§ STATED PROBLEM
Select and copy out every line in the records containing "生物学等".

-- START INFORMATION GIVEN --

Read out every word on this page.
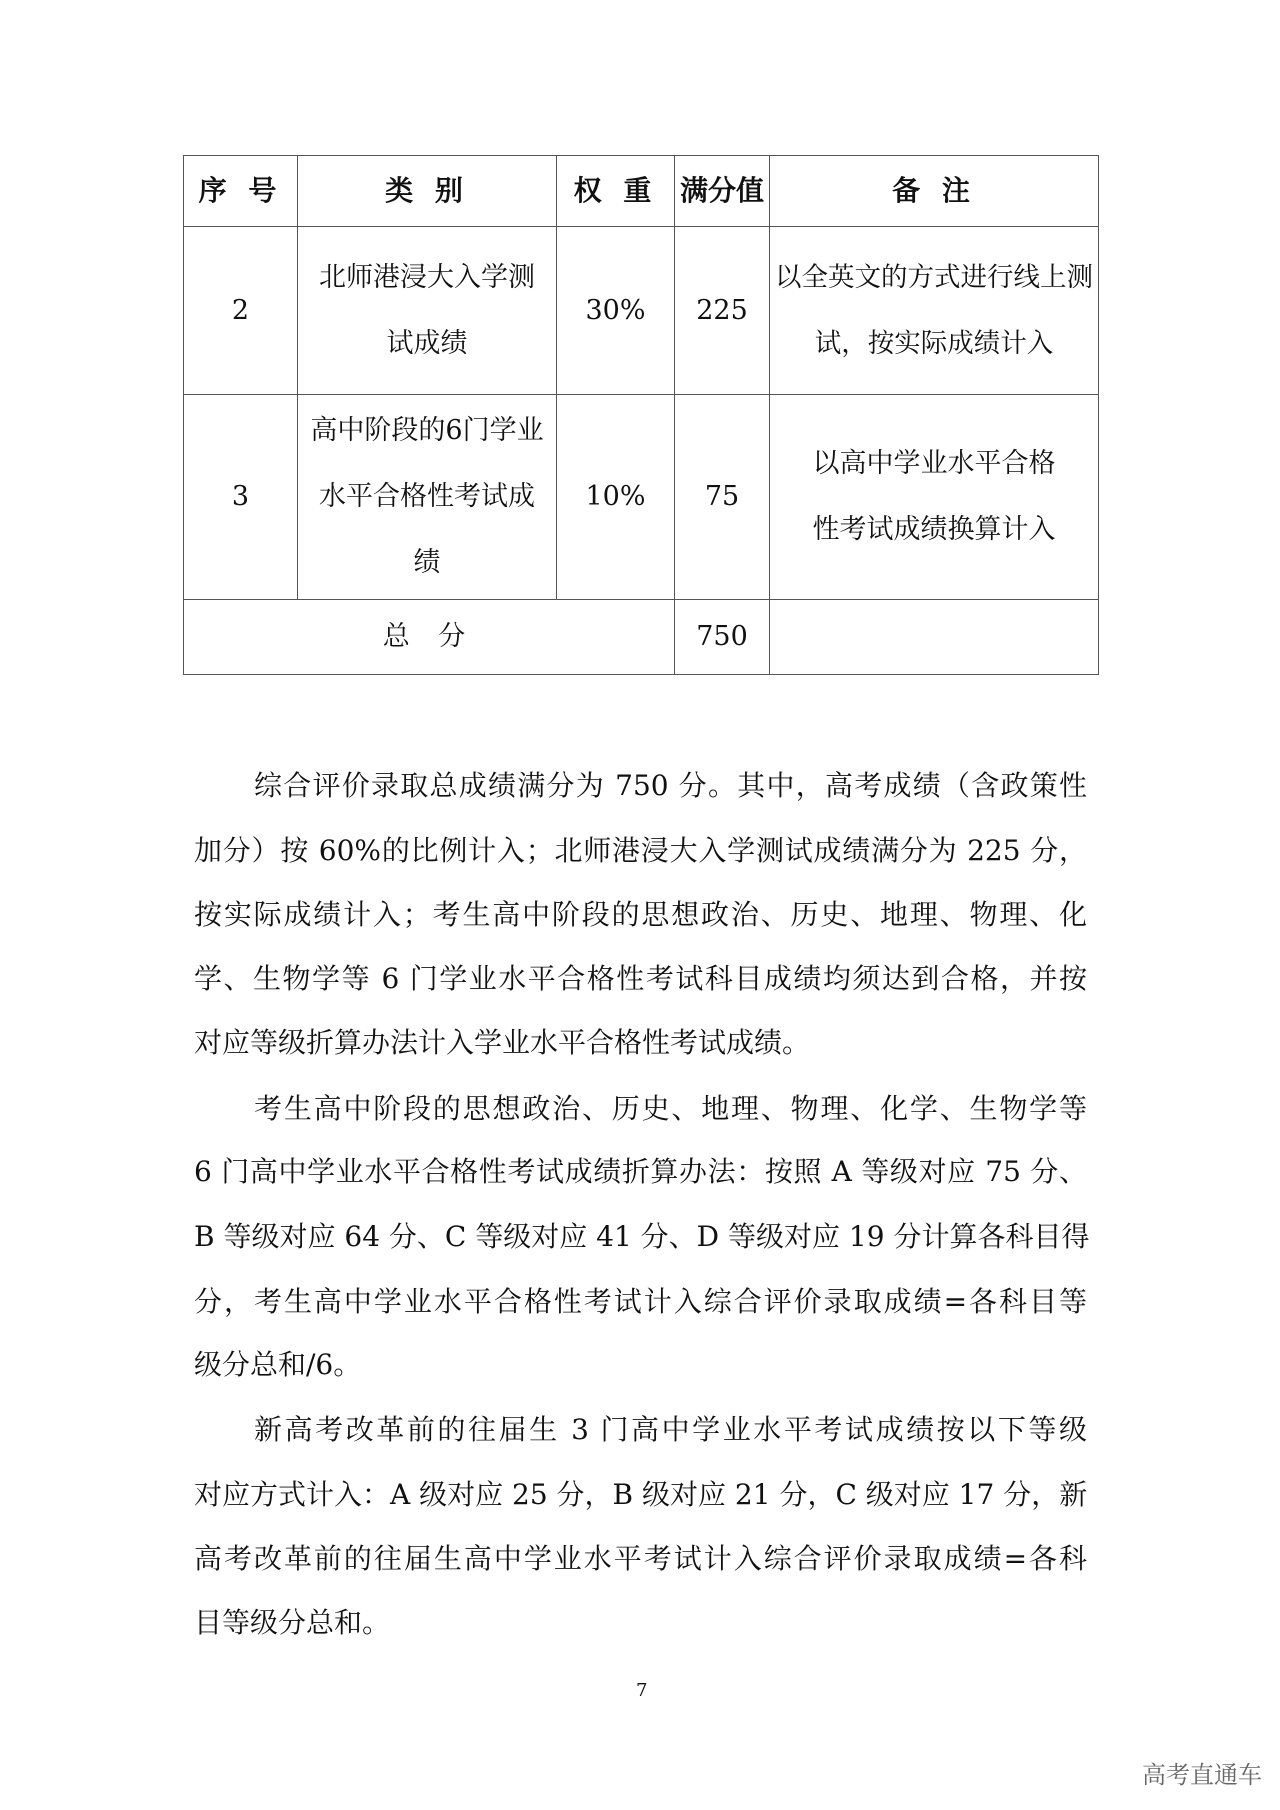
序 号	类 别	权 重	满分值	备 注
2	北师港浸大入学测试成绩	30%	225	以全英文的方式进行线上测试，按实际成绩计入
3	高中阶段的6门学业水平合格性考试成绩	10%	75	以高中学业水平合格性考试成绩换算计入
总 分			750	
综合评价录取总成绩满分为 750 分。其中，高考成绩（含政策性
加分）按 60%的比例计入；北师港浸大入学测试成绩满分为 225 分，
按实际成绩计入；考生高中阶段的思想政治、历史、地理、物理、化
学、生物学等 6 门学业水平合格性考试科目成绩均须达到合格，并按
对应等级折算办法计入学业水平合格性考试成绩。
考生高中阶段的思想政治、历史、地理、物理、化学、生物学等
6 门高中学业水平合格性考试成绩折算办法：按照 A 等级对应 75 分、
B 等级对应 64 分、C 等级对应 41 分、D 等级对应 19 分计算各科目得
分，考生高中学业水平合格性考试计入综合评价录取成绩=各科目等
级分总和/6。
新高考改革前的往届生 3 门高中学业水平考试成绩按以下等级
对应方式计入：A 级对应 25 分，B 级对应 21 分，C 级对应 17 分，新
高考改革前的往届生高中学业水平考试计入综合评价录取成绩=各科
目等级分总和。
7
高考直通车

-- END INFORMATION GIVEN --

§ RESPONSE TO THE TASK
学、生物学等 6 门学业水平合格性考试科目成绩均须达到合格，并按
考生高中阶段的思想政治、历史、地理、物理、化学、生物学等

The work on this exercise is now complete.